(Requirement):
Please duplicate the text below on the Abrego Garcia deportation word for word, from "But in the days" up to and including "targeted for attack.".

(Page extract):
= = = =

But in the days after the administration first discovered its mistake, instead of trying to foreclose Abrego Garcia’s return, officials looked for ways to bring him home. They puzzled over the fragmentary evidence tying him to gang membership. And they worried about his safety in a prison where he could be targeted for attack.
A lawsuit filed by Abrego Garcia’s family sparked urgent conversations among attorneys at the Departments of State, Justice, and Homeland Security who were involved in formulating the government’s response. Their discussion—which has not been previously reported—reflected serious concerns, at odds with the administration’s later statements, according to two people familiar with the conversations, as well as notes and memos I reviewed. Both people spoke with me on condition of anonymity to discuss a sensitive matter of ongoing litigation.
These conversations show that U.S. officials initially sought to resolve Abrego Garcia’s case quietly and ensure his safety through the conventional diplomatic channels they’ve used in other cases involving a mistaken deportation. This time, though, their efforts were abruptly halted.
Late last month, three days after Abrego Garcia’s family filed its lawsuit over his deportation, government attorneys began discussing how to undo the mistake and bring him back. In their conversations, officials went so far as to float the idea of having the U.S. ambassador to El Salvador make a personal appeal to the country’s president for Abrego Garcia’s return. But first, the State Department’s legal team wanted more information from DHS about his alleged role in the MS-13 gang. The thin evidence supplied in response was met with skepticism from the State Department lawyers. Abrego Garcia, who came to the United States illegally when he was 16 years old, was one of 23 Salvadorans deported on March 15. But his name had not appeared on an internal list of 10 gang members sought by President Nayib Bukele.
Attorneys at DHS had other concerns. They were aware that, six years ago, a judge had granted Abrego Garcia protected status over fears that he could be targeted for violence should he be returned to El Salvador. That protection was still in effect and had been violated by the March 15 deportation. They wanted to know if U.S. diplomats could ask the Salvadoran government to keep him separated from Barrio 18 gang members who had threatened him in the past and might harm him.

= = = =

(Entries shown):
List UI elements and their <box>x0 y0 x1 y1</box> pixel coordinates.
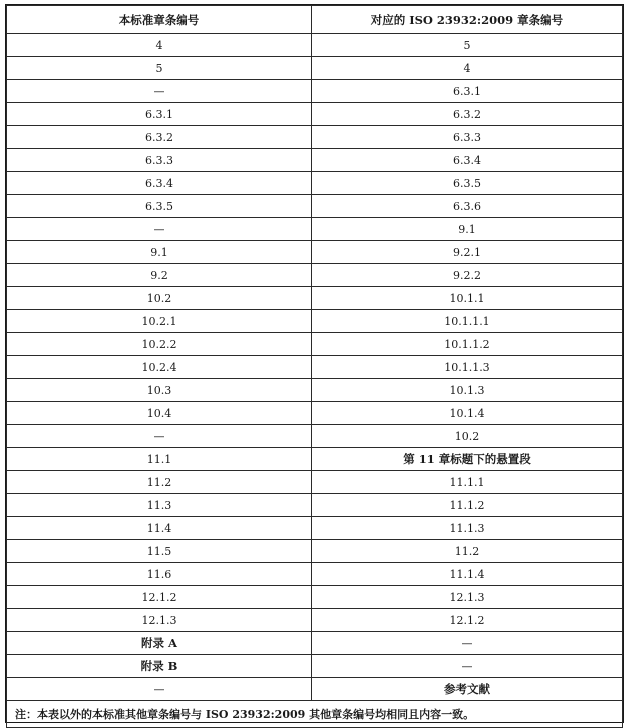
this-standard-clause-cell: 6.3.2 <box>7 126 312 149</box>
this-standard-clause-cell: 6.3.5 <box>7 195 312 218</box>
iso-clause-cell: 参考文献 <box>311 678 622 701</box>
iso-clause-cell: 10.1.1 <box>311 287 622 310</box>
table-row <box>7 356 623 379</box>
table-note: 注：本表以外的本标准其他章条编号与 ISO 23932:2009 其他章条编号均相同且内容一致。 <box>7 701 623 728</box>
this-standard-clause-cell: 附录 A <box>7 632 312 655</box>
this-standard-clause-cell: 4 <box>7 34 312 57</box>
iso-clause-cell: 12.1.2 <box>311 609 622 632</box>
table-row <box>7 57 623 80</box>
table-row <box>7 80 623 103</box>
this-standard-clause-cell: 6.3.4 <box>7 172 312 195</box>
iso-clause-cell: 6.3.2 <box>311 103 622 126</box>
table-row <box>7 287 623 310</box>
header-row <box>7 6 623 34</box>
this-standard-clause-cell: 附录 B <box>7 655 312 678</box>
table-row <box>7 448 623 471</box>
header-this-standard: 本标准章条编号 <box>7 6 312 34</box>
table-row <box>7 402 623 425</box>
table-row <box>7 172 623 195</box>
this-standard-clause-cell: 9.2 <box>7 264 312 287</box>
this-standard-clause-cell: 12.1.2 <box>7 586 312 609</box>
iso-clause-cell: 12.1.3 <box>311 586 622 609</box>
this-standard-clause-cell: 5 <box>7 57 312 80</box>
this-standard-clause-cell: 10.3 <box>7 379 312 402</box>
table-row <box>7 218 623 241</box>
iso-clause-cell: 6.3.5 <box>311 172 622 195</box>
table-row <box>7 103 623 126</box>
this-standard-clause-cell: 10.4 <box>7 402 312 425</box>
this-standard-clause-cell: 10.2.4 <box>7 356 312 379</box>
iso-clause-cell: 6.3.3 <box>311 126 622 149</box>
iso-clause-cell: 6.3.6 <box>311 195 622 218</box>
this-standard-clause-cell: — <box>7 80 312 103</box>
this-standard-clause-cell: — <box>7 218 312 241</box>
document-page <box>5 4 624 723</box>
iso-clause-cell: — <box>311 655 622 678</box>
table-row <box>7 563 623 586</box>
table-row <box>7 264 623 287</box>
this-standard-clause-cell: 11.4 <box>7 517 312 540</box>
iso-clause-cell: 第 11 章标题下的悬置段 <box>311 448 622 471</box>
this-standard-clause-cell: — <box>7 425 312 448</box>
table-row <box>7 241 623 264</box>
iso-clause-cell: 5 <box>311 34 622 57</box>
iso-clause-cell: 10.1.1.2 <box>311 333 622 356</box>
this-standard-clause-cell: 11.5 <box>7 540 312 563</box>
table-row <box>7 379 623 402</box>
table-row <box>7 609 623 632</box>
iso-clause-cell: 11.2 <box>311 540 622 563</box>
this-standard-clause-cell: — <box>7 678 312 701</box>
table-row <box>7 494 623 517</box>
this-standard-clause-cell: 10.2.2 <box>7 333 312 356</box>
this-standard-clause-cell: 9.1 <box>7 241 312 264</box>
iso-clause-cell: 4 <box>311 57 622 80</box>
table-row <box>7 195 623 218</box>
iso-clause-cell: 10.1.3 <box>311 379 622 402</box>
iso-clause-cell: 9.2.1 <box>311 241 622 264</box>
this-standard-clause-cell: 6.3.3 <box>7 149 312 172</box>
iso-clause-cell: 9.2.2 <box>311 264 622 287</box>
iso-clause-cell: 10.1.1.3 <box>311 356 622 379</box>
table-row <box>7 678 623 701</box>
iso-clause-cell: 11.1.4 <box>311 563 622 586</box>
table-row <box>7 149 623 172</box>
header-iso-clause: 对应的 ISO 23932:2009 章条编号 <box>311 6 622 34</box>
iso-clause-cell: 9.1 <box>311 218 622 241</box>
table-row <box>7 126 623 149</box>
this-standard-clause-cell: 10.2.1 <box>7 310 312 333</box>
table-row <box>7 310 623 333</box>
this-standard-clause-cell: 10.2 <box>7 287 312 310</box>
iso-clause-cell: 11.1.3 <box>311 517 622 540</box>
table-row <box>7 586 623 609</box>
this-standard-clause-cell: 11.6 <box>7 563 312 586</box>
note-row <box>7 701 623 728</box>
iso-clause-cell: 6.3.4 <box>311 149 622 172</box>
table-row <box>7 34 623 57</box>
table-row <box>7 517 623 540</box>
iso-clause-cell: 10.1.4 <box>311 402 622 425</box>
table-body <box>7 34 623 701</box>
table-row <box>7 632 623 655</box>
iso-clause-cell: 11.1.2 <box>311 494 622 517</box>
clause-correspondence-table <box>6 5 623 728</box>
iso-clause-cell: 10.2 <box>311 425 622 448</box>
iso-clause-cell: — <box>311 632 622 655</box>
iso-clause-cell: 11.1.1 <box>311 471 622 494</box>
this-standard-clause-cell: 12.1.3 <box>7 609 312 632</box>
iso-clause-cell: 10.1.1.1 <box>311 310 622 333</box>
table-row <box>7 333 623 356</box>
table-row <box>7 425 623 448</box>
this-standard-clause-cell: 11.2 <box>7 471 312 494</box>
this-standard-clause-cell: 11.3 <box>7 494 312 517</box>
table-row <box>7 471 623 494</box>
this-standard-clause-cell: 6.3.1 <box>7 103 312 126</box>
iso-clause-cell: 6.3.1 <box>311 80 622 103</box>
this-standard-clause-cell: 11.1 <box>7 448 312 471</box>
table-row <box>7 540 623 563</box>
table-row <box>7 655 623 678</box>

= = = =

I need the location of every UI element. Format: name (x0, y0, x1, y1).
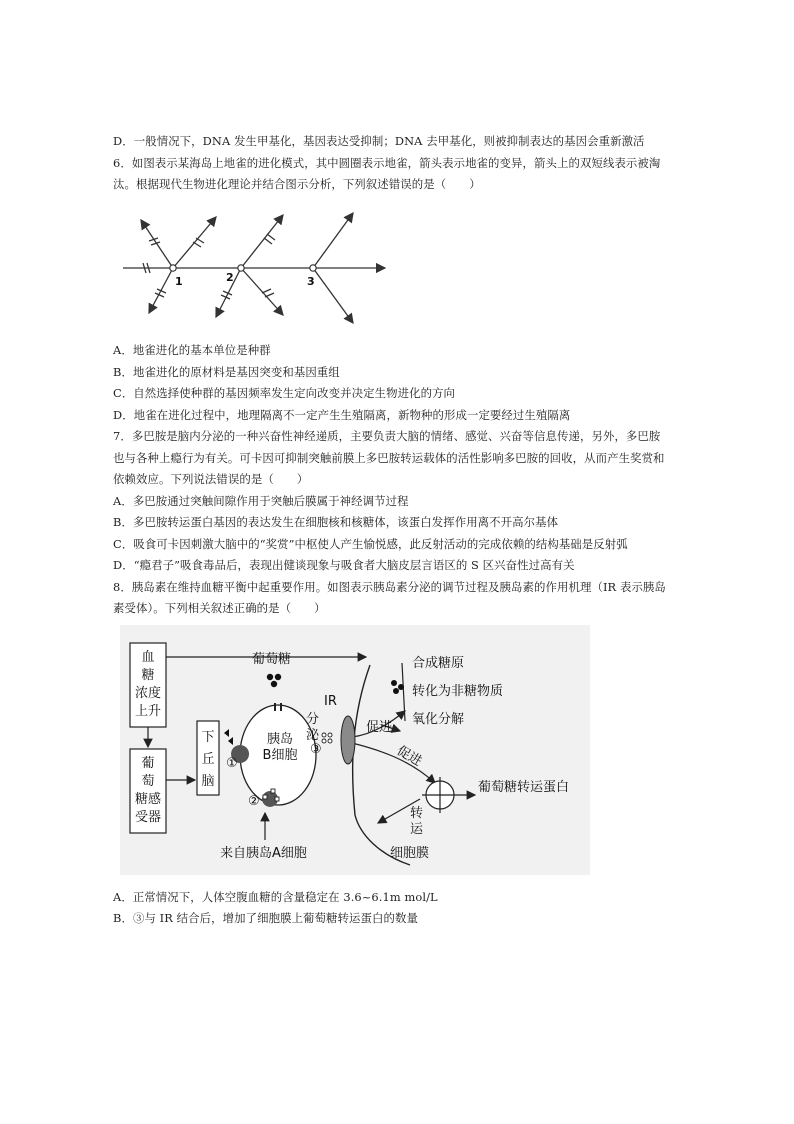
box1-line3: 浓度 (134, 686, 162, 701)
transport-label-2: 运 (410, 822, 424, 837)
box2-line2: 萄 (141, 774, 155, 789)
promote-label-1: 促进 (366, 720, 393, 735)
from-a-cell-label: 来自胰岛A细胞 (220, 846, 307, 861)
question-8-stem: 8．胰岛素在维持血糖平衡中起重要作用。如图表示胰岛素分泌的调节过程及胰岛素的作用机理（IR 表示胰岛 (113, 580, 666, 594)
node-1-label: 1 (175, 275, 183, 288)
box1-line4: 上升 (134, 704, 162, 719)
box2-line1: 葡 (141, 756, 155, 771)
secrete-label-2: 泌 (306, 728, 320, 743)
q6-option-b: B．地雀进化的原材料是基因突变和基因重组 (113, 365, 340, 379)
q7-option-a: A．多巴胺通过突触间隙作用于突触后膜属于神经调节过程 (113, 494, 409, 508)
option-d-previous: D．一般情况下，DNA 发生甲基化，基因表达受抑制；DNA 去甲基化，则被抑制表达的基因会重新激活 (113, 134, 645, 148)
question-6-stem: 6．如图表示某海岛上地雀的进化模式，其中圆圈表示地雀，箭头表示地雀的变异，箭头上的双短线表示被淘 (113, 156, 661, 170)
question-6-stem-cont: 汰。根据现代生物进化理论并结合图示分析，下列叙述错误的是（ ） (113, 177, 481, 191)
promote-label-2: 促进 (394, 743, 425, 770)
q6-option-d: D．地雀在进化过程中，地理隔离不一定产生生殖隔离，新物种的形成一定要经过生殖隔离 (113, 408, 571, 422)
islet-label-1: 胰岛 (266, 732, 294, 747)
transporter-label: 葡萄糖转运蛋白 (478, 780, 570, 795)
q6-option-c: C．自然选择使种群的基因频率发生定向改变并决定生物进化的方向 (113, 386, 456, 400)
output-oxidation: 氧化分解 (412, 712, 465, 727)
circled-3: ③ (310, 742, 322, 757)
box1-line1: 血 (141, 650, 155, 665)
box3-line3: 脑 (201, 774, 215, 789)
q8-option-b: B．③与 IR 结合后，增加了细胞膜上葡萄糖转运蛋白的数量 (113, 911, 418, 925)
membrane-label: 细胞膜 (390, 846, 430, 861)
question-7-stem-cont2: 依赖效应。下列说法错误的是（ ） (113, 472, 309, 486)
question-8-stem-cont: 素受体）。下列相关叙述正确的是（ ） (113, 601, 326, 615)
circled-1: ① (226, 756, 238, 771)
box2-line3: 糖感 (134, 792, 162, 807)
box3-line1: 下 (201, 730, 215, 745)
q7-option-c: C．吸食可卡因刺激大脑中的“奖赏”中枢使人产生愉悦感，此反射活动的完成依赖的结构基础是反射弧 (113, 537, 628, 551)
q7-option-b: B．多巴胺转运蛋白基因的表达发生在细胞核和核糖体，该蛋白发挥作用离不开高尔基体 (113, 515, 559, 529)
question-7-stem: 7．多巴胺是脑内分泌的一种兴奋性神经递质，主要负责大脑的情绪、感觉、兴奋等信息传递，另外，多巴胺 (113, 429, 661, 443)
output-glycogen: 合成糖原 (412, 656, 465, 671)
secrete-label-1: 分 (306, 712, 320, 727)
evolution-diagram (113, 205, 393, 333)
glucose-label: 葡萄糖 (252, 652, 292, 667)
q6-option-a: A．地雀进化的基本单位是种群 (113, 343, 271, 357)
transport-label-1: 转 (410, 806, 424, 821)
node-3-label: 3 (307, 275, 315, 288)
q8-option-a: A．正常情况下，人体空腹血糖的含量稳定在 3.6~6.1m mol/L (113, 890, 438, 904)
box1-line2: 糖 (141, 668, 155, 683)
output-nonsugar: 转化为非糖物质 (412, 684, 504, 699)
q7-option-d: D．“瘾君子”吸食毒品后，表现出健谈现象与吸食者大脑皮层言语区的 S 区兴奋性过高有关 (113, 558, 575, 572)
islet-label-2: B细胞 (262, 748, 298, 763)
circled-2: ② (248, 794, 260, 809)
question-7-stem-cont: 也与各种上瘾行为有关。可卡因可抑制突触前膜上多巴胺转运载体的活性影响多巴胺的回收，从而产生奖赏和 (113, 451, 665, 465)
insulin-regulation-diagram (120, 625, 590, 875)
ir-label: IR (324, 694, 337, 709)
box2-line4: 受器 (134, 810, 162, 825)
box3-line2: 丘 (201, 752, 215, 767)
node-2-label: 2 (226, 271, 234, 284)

= = = =

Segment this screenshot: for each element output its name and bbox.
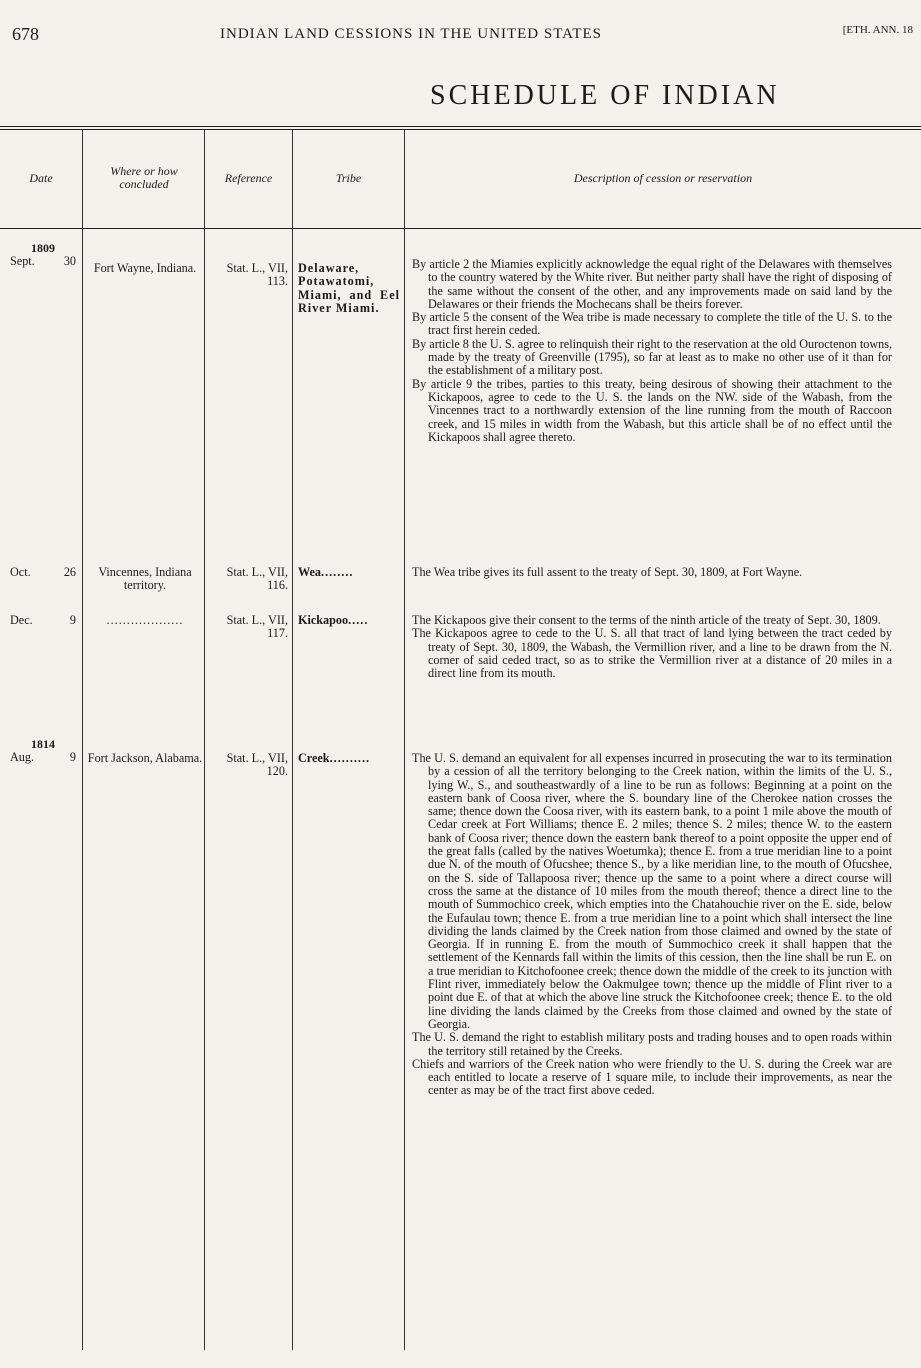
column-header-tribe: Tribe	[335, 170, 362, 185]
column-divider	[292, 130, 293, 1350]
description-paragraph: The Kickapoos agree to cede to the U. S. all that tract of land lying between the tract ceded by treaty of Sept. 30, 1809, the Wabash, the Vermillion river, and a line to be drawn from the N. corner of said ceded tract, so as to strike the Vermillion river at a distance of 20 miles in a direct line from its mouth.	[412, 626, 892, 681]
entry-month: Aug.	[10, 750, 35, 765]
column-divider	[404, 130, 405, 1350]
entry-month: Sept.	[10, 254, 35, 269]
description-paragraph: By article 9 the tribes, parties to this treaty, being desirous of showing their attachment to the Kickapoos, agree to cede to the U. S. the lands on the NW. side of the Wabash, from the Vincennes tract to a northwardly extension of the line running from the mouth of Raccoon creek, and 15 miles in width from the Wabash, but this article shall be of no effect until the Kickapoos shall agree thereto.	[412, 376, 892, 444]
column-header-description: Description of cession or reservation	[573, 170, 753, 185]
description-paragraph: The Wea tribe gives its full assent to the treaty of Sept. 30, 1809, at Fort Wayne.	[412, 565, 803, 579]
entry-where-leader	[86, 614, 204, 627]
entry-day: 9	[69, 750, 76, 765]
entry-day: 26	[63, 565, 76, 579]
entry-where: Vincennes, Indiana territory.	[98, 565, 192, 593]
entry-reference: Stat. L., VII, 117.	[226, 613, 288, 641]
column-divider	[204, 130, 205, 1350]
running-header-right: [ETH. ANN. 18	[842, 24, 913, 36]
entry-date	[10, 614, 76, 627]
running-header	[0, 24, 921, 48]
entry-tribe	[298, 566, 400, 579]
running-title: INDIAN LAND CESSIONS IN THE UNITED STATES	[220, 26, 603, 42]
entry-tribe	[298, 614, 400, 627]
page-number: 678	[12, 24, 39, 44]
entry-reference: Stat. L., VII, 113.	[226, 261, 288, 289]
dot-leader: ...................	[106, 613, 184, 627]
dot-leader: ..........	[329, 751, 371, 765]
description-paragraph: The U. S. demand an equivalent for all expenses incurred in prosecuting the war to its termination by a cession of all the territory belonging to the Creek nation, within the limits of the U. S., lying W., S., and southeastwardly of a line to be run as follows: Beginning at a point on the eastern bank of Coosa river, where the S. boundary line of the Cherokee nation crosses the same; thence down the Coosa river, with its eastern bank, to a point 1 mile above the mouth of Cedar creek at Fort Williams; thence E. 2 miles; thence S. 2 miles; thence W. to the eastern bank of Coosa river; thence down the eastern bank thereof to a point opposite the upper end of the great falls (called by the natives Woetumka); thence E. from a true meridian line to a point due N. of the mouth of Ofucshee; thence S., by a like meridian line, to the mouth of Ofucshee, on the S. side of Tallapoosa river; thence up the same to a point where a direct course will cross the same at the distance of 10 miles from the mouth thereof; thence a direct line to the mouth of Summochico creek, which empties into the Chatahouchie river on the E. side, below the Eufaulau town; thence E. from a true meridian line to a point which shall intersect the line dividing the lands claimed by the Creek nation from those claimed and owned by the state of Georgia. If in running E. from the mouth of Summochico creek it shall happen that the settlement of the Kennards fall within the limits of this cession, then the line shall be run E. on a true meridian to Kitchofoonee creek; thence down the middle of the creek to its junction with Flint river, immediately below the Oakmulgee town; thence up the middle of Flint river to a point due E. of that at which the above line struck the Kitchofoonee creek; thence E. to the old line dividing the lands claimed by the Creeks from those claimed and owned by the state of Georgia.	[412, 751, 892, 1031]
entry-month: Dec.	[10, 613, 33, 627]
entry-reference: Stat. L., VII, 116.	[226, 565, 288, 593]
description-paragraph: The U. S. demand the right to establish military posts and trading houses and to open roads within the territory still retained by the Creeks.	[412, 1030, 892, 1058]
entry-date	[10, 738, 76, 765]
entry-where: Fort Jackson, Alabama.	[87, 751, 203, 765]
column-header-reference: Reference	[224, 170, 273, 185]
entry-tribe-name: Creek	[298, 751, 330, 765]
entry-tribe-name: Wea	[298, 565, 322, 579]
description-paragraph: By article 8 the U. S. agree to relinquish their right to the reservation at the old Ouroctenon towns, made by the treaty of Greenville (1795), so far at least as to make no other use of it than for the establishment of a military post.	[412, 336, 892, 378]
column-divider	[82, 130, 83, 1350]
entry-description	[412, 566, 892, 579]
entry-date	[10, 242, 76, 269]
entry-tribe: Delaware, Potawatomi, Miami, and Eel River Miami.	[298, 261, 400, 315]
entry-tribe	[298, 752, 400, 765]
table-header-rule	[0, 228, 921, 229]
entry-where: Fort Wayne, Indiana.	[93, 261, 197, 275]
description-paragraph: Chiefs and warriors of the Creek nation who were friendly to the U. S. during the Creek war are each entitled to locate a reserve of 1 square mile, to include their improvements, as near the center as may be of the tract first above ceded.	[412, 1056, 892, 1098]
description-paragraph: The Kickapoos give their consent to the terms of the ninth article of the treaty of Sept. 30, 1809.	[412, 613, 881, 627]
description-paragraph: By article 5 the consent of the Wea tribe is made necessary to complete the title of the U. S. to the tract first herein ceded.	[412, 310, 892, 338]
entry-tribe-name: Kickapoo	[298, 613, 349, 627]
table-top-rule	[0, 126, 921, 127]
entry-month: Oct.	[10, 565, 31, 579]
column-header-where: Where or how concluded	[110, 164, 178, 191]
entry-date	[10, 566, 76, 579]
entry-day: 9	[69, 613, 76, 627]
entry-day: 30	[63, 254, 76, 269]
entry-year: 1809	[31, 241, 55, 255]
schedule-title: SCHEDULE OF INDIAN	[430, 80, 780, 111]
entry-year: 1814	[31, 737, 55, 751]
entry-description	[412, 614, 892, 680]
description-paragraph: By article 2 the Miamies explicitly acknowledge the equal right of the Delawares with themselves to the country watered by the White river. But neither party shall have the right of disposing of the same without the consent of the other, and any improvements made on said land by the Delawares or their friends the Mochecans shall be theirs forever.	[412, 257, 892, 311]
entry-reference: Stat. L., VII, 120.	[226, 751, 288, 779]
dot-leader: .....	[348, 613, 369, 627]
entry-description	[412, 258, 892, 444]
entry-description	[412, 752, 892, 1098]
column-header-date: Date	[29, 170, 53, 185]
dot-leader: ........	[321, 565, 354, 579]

= = = =

(Response to the task):
But in the days after the administration first discovered its mistake, instead of trying to foreclose Abrego Garcia’s return, officials looked for ways to bring him home. They puzzled over the fragmentary evidence tying him to gang membership. And they worried about his safety in a prison where he could be targeted for attack.